▶ [Work instructions]
An exact copy of the records is required, minus the pictures they hold.

▶ [Records]

▽

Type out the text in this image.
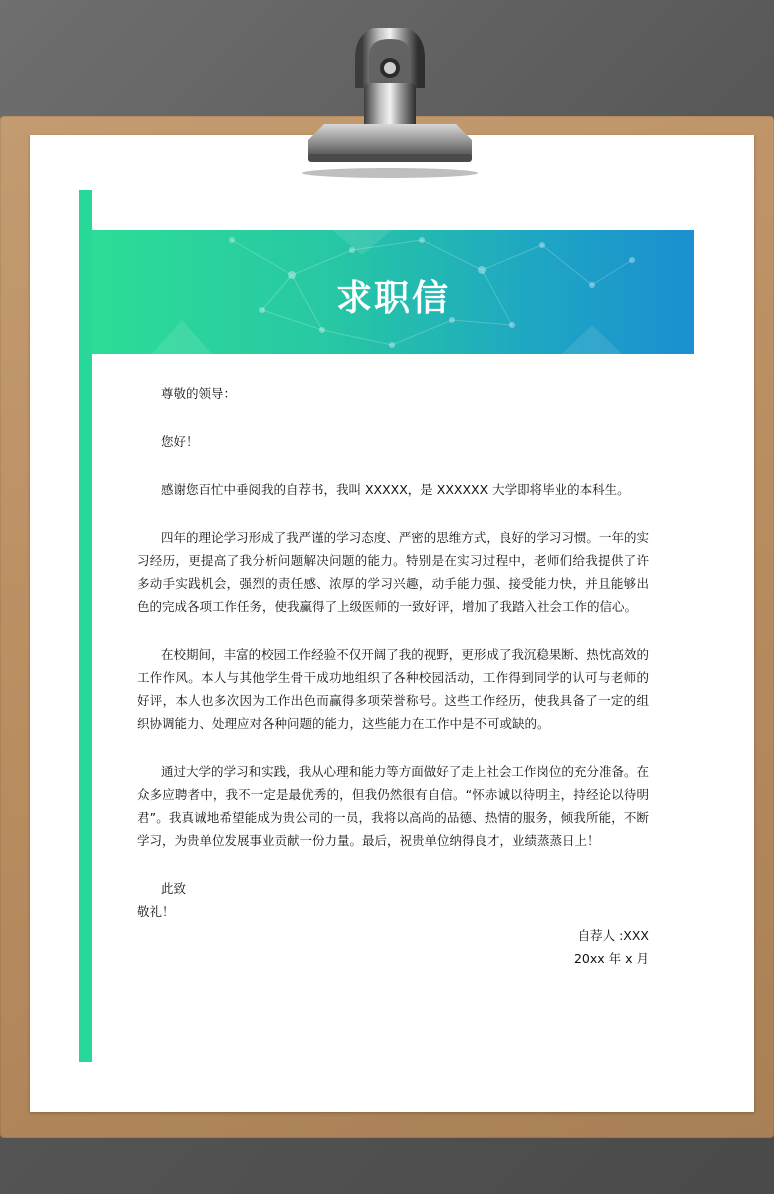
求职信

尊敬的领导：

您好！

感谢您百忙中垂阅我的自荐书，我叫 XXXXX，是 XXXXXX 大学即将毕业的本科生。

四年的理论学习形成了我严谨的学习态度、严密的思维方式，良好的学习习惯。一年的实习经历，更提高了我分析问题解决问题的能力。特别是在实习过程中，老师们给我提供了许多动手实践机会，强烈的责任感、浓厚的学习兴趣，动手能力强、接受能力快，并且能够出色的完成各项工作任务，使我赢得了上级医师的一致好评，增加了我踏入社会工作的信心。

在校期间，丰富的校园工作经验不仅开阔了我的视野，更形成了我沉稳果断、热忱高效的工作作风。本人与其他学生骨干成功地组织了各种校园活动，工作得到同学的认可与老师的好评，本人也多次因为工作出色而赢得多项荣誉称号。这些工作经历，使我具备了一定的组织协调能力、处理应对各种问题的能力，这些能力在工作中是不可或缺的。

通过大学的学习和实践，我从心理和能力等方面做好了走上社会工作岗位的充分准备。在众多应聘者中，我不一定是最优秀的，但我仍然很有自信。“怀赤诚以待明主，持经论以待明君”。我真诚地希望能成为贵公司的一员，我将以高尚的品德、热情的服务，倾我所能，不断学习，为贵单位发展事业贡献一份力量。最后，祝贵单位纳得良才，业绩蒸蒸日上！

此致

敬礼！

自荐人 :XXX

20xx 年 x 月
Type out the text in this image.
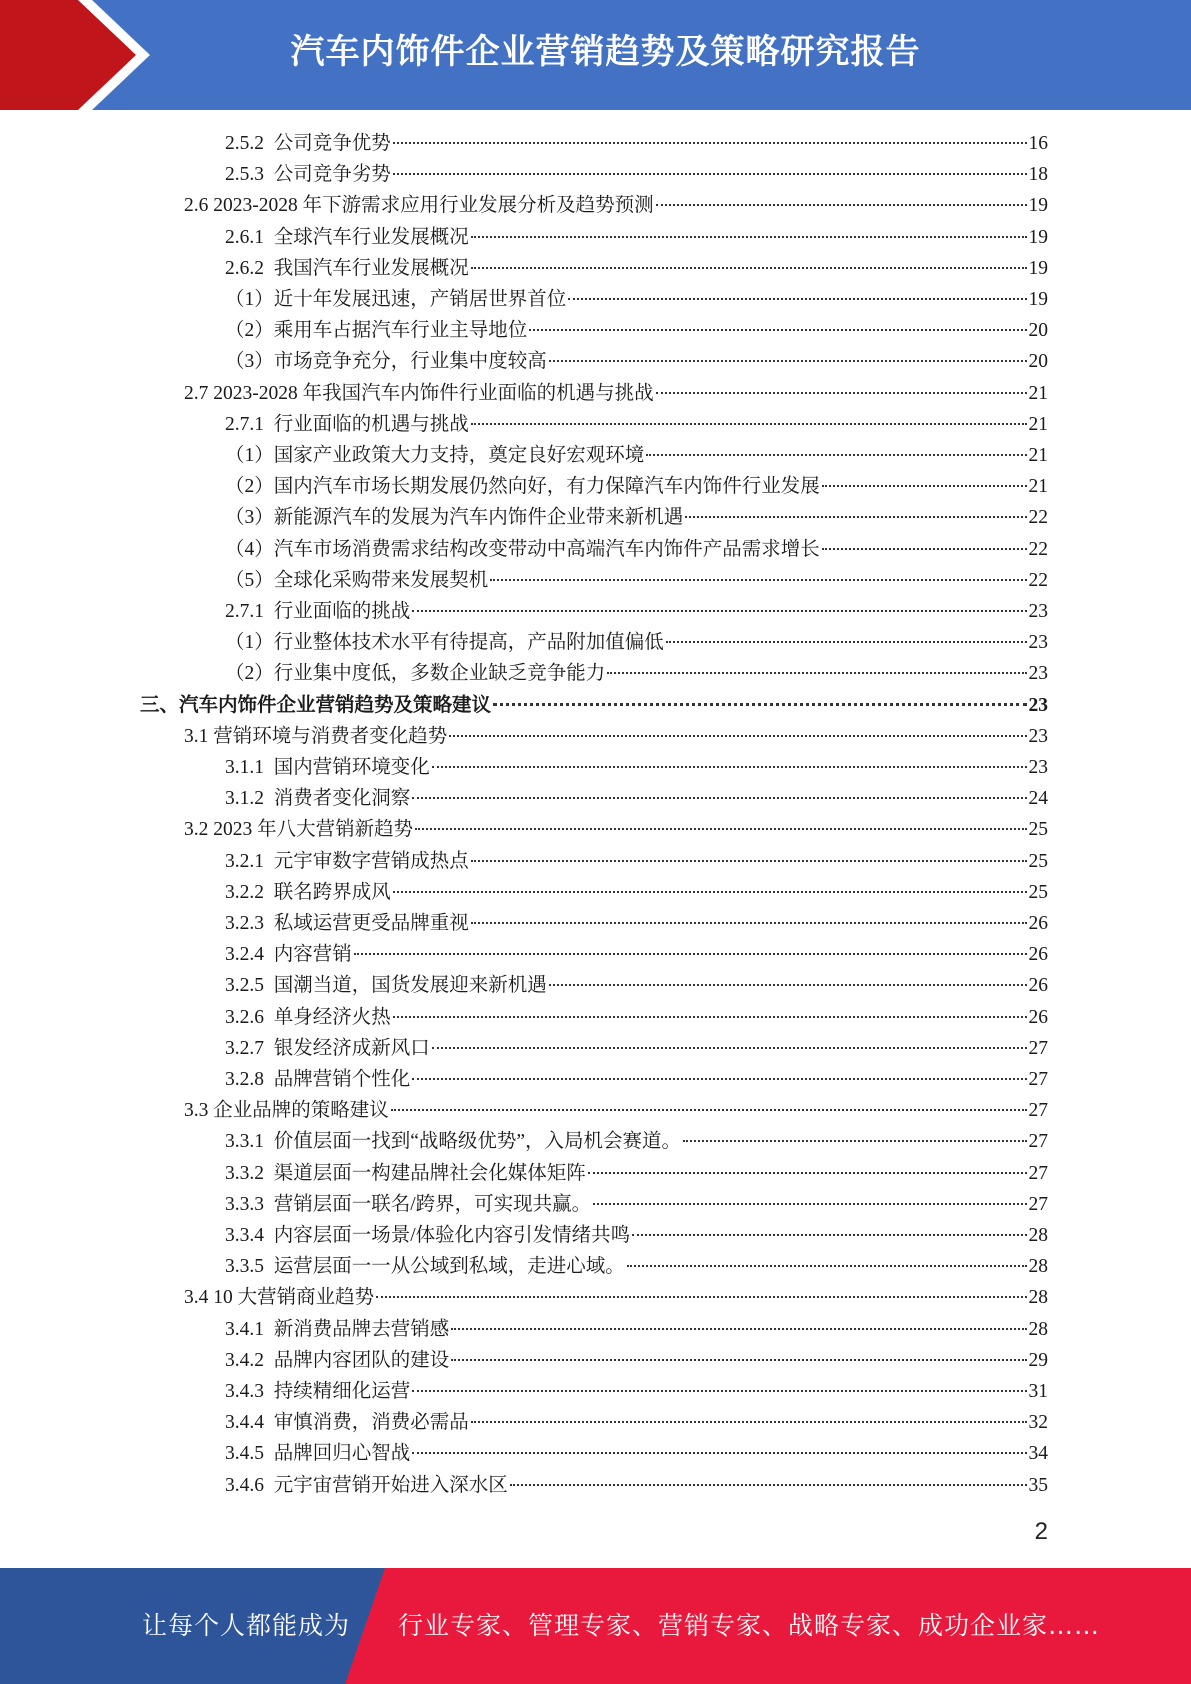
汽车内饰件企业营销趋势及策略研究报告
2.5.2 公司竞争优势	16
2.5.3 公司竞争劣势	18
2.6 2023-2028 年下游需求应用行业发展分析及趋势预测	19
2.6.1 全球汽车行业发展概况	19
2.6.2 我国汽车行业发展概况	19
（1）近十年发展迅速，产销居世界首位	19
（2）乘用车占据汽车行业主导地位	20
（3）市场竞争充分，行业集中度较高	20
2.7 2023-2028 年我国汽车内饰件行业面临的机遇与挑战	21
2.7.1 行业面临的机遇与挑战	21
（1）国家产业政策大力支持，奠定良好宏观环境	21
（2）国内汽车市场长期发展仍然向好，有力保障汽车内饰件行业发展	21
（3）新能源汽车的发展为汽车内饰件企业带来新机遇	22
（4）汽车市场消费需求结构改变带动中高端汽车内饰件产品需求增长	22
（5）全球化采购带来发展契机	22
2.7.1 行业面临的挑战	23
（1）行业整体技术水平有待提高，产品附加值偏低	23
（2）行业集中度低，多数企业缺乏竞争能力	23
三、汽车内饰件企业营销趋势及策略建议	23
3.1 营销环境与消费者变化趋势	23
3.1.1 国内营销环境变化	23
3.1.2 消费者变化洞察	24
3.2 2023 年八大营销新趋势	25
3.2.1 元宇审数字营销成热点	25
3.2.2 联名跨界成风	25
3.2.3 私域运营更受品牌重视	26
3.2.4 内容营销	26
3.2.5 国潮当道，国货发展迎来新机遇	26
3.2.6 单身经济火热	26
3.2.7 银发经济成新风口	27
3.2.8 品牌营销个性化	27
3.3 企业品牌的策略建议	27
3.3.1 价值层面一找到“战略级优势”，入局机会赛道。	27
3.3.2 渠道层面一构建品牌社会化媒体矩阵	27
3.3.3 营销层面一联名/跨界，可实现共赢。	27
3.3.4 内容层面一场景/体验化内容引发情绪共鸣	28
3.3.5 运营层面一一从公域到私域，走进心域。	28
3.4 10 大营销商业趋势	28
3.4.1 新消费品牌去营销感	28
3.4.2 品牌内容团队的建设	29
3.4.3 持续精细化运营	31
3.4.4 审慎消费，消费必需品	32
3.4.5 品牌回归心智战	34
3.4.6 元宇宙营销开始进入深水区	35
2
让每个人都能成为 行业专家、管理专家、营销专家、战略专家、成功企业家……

△

▶ [Result for this task]
Type out the text in this image.
求职信

尊敬的领导：

您好！

感谢您百忙中垂阅我的自荐书，我叫 XXXXX，是 XXXXXX 大学即将毕业的本科生。

四年的理论学习形成了我严谨的学习态度、严密的思维方式，良好的学习习惯。一年的实习经历，更提高了我分析问题解决问题的能力。特别是在实习过程中，老师们给我提供了许多动手实践机会，强烈的责任感、浓厚的学习兴趣，动手能力强、接受能力快，并且能够出色的完成各项工作任务，使我赢得了上级医师的一致好评，增加了我踏入社会工作的信心。

在校期间，丰富的校园工作经验不仅开阔了我的视野，更形成了我沉稳果断、热忱高效的工作作风。本人与其他学生骨干成功地组织了各种校园活动，工作得到同学的认可与老师的好评，本人也多次因为工作出色而赢得多项荣誉称号。这些工作经历，使我具备了一定的组织协调能力、处理应对各种问题的能力，这些能力在工作中是不可或缺的。

通过大学的学习和实践，我从心理和能力等方面做好了走上社会工作岗位的充分准备。在众多应聘者中，我不一定是最优秀的，但我仍然很有自信。“怀赤诚以待明主，持经论以待明君”。我真诚地希望能成为贵公司的一员，我将以高尚的品德、热情的服务，倾我所能，不断学习，为贵单位发展事业贡献一份力量。最后，祝贵单位纳得良才，业绩蒸蒸日上！

此致

敬礼！

自荐人 :XXX

20xx 年 x 月
Type out the text in this image.
汽车内饰件企业营销趋势及策略研究报告
2.5.2 公司竞争优势	16
2.5.3 公司竞争劣势	18
2.6 2023-2028 年下游需求应用行业发展分析及趋势预测	19
2.6.1 全球汽车行业发展概况	19
2.6.2 我国汽车行业发展概况	19
（1）近十年发展迅速，产销居世界首位	19
（2）乘用车占据汽车行业主导地位	20
（3）市场竞争充分，行业集中度较高	20
2.7 2023-2028 年我国汽车内饰件行业面临的机遇与挑战	21
2.7.1 行业面临的机遇与挑战	21
（1）国家产业政策大力支持，奠定良好宏观环境	21
（2）国内汽车市场长期发展仍然向好，有力保障汽车内饰件行业发展	21
（3）新能源汽车的发展为汽车内饰件企业带来新机遇	22
（4）汽车市场消费需求结构改变带动中高端汽车内饰件产品需求增长	22
（5）全球化采购带来发展契机	22
2.7.1 行业面临的挑战	23
（1）行业整体技术水平有待提高，产品附加值偏低	23
（2）行业集中度低，多数企业缺乏竞争能力	23
三、汽车内饰件企业营销趋势及策略建议	23
3.1 营销环境与消费者变化趋势	23
3.1.1 国内营销环境变化	23
3.1.2 消费者变化洞察	24
3.2 2023 年八大营销新趋势	25
3.2.1 元宇审数字营销成热点	25
3.2.2 联名跨界成风	25
3.2.3 私域运营更受品牌重视	26
3.2.4 内容营销	26
3.2.5 国潮当道，国货发展迎来新机遇	26
3.2.6 单身经济火热	26
3.2.7 银发经济成新风口	27
3.2.8 品牌营销个性化	27
3.3 企业品牌的策略建议	27
3.3.1 价值层面一找到“战略级优势”，入局机会赛道。	27
3.3.2 渠道层面一构建品牌社会化媒体矩阵	27
3.3.3 营销层面一联名/跨界，可实现共赢。	27
3.3.4 内容层面一场景/体验化内容引发情绪共鸣	28
3.3.5 运营层面一一从公域到私域，走进心域。	28
3.4 10 大营销商业趋势	28
3.4.1 新消费品牌去营销感	28
3.4.2 品牌内容团队的建设	29
3.4.3 持续精细化运营	31
3.4.4 审慎消费，消费必需品	32
3.4.5 品牌回归心智战	34
3.4.6 元宇宙营销开始进入深水区	35
2
让每个人都能成为 行业专家、管理专家、营销专家、战略专家、成功企业家……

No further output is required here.